[Begin MATERIAL SUPPLIED]

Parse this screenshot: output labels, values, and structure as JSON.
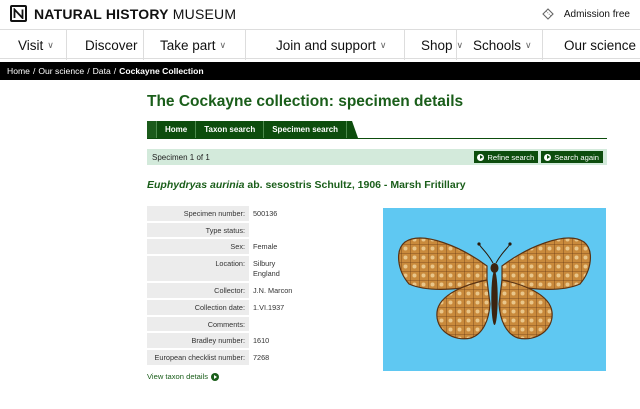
{
  "header": {
    "logo_bold": "NATURAL HISTORY",
    "logo_light": " MUSEUM",
    "admission": "Admission free"
  },
  "nav": {
    "visit": "Visit",
    "discover": "Discover",
    "take_part": "Take part",
    "join_support": "Join and support",
    "shop": "Shop",
    "schools": "Schools",
    "our_science": "Our science"
  },
  "breadcrumb": {
    "items": [
      "Home",
      "Our science",
      "Data"
    ],
    "current": "Cockayne Collection"
  },
  "page": {
    "title": "The Cockayne collection: specimen details"
  },
  "tabs": [
    "Home",
    "Taxon search",
    "Specimen search"
  ],
  "results": {
    "count_text": "Specimen 1 of 1",
    "refine_label": "Refine search",
    "search_again_label": "Search again"
  },
  "species": {
    "name_italic": "Euphydryas aurinia",
    "rest": " ab. sesostris Schultz, 1906 - Marsh Fritillary"
  },
  "details": {
    "specimen_number": {
      "label": "Specimen number:",
      "value": "500136"
    },
    "type_status": {
      "label": "Type status:",
      "value": ""
    },
    "sex": {
      "label": "Sex:",
      "value": "Female"
    },
    "location": {
      "label": "Location:",
      "line1": "Silbury",
      "line2": "England"
    },
    "collector": {
      "label": "Collector:",
      "value": "J.N. Marcon"
    },
    "collection_date": {
      "label": "Collection date:",
      "value": "1.VI.1937"
    },
    "comments": {
      "label": "Comments:",
      "value": ""
    },
    "bradley_number": {
      "label": "Bradley number:",
      "value": "1610"
    },
    "european_checklist": {
      "label": "European checklist number:",
      "value": "7268"
    }
  },
  "view_taxon_label": "View taxon details",
  "colors": {
    "brand_green": "#0d4d0d",
    "title_green": "#1a5e1a",
    "count_bar": "#d3eadb",
    "photo_background": "#5fc8f2",
    "wing_orange": "#c98a3c"
  },
  "icons": {
    "logo": "nhm-n-logo-icon",
    "ticket": "ticket-icon",
    "chevron": "chevron-down-icon",
    "arrow": "arrow-circle-icon"
  }
}
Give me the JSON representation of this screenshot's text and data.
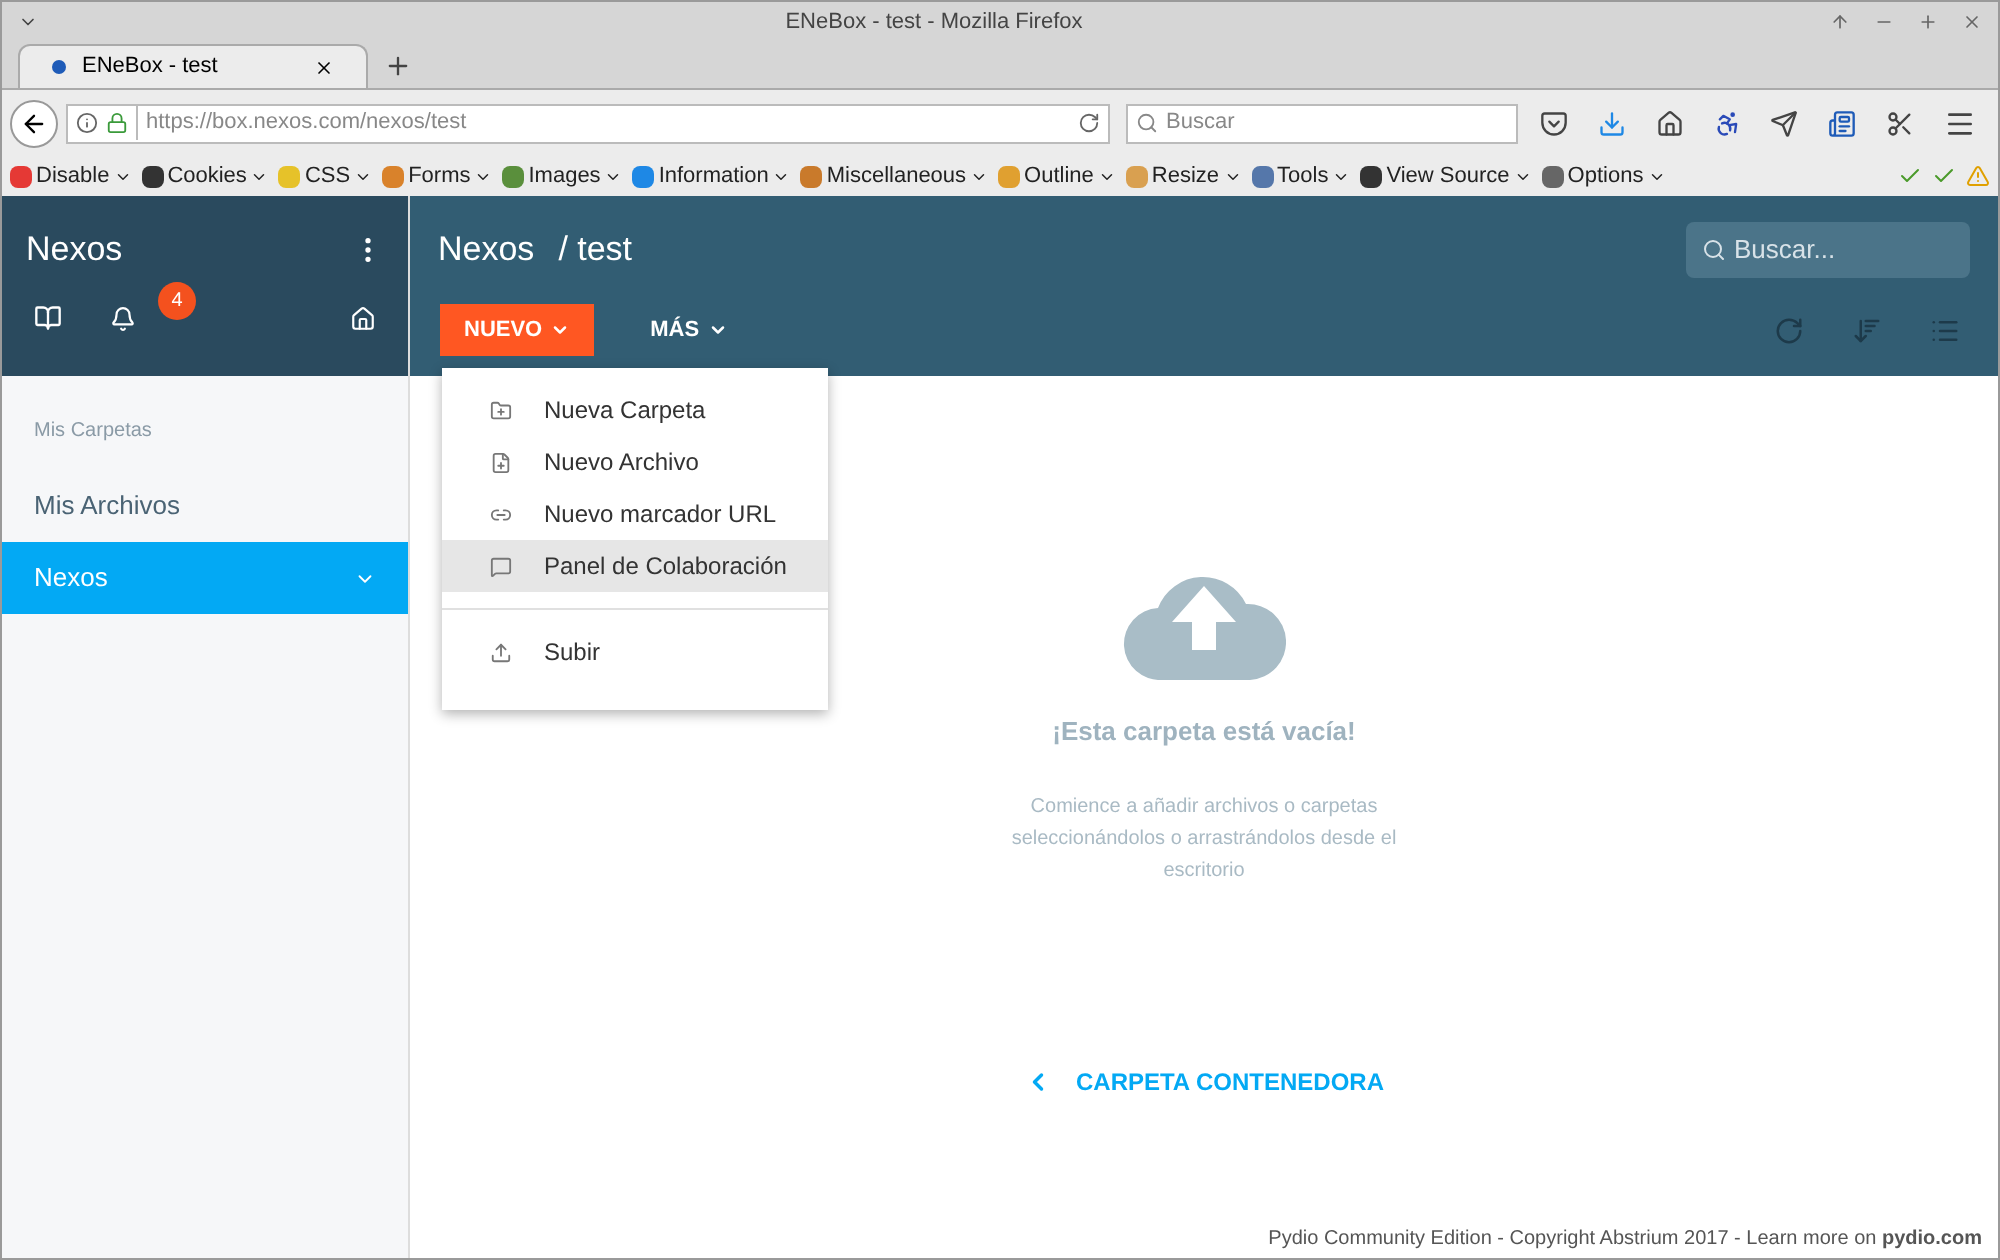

[End MATERIAL SUPPLIED]

WHAT YOU WILL DO ::
Reproduce the records above exactly, leaving out every picture they contain.

EXERCISE OUTPUT ::
Parse this screenshot: output labels, values, and structure as JSON.
{
  "header": {
    "logo_bold": "NATURAL HISTORY",
    "logo_light": " MUSEUM",
    "admission": "Admission free"
  },
  "nav": {
    "visit": "Visit",
    "discover": "Discover",
    "take_part": "Take part",
    "join_support": "Join and support",
    "shop": "Shop",
    "schools": "Schools",
    "our_science": "Our science"
  },
  "breadcrumb": {
    "items": [
      "Home",
      "Our science",
      "Data"
    ],
    "current": "Cockayne Collection"
  },
  "page": {
    "title": "The Cockayne collection: specimen details"
  },
  "tabs": [
    "Home",
    "Taxon search",
    "Specimen search"
  ],
  "results": {
    "count_text": "Specimen 1 of 1",
    "refine_label": "Refine search",
    "search_again_label": "Search again"
  },
  "species": {
    "name_italic": "Euphydryas aurinia",
    "rest": " ab. sesostris Schultz, 1906 - Marsh Fritillary"
  },
  "details": {
    "specimen_number": {
      "label": "Specimen number:",
      "value": "500136"
    },
    "type_status": {
      "label": "Type status:",
      "value": ""
    },
    "sex": {
      "label": "Sex:",
      "value": "Female"
    },
    "location": {
      "label": "Location:",
      "line1": "Silbury",
      "line2": "England"
    },
    "collector": {
      "label": "Collector:",
      "value": "J.N. Marcon"
    },
    "collection_date": {
      "label": "Collection date:",
      "value": "1.VI.1937"
    },
    "comments": {
      "label": "Comments:",
      "value": ""
    },
    "bradley_number": {
      "label": "Bradley number:",
      "value": "1610"
    },
    "european_checklist": {
      "label": "European checklist number:",
      "value": "7268"
    }
  },
  "view_taxon_label": "View taxon details",
  "colors": {
    "brand_green": "#0d4d0d",
    "title_green": "#1a5e1a",
    "count_bar": "#d3eadb",
    "photo_background": "#5fc8f2",
    "wing_orange": "#c98a3c"
  },
  "icons": {
    "logo": "nhm-n-logo-icon",
    "ticket": "ticket-icon",
    "chevron": "chevron-down-icon",
    "arrow": "arrow-circle-icon"
  }
}
Give me the JSON representation of this screenshot's text and data.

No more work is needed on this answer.